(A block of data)
--- Begin ---

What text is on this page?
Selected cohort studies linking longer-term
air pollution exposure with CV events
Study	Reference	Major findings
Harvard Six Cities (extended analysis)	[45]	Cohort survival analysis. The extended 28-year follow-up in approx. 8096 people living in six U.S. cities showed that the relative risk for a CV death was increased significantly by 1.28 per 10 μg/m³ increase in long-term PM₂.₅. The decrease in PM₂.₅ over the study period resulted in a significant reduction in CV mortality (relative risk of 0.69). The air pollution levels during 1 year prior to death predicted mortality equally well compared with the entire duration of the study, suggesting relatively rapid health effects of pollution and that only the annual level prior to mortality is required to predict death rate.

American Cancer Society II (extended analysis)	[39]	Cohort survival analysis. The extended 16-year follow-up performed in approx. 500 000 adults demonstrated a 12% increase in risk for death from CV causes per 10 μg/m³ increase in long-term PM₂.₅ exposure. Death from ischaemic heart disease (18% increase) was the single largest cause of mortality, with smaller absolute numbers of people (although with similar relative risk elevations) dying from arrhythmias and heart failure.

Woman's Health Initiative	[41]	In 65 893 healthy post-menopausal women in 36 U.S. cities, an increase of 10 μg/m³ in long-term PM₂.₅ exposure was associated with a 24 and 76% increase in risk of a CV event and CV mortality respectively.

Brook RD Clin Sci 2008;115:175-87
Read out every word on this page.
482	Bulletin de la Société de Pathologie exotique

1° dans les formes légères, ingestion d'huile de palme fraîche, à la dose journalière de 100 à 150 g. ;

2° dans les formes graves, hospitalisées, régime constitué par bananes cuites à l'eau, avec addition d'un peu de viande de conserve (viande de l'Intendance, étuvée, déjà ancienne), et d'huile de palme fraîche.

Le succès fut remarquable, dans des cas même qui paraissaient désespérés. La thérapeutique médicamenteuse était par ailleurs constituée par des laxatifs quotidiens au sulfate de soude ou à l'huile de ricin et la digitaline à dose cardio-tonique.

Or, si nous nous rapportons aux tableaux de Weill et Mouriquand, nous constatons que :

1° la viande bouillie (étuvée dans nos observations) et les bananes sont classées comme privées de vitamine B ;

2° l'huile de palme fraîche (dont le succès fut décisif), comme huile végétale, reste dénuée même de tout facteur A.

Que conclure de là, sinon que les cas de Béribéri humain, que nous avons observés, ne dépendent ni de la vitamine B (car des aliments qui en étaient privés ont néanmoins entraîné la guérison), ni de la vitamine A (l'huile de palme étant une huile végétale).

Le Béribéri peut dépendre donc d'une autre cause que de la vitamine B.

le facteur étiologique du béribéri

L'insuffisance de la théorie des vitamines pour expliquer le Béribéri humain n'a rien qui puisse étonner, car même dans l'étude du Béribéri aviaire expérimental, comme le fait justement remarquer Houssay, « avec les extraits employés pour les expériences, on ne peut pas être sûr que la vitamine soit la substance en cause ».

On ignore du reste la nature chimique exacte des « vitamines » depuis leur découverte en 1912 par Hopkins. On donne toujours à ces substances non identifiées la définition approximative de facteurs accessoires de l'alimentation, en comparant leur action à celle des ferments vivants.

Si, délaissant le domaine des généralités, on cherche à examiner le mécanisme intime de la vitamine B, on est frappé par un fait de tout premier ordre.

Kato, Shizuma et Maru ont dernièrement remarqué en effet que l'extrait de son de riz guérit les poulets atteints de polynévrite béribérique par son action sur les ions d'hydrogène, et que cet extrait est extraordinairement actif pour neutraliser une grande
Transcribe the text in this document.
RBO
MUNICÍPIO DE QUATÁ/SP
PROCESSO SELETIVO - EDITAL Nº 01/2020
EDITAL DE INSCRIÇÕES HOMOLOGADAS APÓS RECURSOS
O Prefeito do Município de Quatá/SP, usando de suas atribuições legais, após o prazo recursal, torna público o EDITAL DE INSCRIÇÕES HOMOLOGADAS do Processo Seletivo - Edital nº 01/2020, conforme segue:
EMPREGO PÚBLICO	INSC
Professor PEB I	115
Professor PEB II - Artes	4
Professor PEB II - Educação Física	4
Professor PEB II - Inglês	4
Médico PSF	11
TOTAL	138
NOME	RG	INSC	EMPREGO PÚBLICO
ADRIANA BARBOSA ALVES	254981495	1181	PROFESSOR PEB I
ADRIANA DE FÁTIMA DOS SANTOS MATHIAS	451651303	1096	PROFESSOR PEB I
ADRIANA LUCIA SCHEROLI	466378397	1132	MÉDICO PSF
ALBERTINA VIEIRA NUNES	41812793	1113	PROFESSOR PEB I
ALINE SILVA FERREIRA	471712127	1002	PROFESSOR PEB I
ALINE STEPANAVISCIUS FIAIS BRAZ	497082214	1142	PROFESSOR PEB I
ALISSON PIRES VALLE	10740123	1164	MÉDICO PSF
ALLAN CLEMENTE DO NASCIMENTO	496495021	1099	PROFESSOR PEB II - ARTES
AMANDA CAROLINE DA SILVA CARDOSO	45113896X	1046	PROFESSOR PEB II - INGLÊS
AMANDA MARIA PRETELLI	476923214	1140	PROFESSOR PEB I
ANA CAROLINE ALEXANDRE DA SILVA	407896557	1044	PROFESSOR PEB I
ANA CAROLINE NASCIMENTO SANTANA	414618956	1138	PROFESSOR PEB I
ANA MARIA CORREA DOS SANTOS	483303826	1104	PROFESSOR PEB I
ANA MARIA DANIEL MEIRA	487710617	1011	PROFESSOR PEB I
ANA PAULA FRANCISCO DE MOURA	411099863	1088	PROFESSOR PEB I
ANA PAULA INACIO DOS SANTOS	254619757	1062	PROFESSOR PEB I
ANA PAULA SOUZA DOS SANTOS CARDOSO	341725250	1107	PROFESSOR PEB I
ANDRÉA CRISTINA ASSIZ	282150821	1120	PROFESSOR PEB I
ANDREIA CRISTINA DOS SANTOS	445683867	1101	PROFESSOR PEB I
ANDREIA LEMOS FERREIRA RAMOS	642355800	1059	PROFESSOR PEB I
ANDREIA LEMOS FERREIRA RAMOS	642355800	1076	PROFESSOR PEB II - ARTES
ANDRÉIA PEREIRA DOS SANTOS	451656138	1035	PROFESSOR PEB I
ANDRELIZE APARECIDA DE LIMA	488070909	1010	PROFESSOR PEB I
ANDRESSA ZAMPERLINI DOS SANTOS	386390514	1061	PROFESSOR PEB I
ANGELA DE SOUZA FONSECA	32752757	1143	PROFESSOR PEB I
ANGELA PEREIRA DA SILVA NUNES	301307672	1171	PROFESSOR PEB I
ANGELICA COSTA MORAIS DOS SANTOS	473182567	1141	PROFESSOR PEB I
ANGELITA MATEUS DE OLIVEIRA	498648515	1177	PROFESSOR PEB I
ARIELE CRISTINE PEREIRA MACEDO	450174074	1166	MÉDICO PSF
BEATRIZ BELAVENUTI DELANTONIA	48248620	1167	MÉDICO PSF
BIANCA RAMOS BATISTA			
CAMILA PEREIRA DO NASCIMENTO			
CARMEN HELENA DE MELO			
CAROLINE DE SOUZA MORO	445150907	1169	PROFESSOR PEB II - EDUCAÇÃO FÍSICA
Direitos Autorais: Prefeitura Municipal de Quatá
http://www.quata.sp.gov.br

--- End ---

*REQUIREMENT:* Pull every line containing the word "FERREIRA" out of the material.

*EXERCISE RESULT:*
ALINE SILVA FERREIRA	471712127	1002	PROFESSOR PEB I
ANDREIA LEMOS FERREIRA RAMOS	642355800	1059	PROFESSOR PEB I
ANDREIA LEMOS FERREIRA RAMOS	642355800	1076	PROFESSOR PEB II - ARTES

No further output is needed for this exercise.